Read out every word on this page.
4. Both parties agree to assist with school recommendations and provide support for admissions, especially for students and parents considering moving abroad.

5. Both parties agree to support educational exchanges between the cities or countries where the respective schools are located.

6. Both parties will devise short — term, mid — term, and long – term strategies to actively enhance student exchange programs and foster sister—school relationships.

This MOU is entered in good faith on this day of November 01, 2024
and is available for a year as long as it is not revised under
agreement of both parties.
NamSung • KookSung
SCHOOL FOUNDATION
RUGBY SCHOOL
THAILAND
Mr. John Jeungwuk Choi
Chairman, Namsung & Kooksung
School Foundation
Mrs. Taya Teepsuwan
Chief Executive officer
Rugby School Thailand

┄┄┄┄┄┄┄┄┄┄

== What you have to do ==
Scan the listing above. Collect all lines with the word "long".

== Answer below ==
6. Both parties will devise short — term, mid — term, and long – term strategies to actively enhance student exchange programs and foster sister—school relationships.
and is available for a year as long as it is not revised under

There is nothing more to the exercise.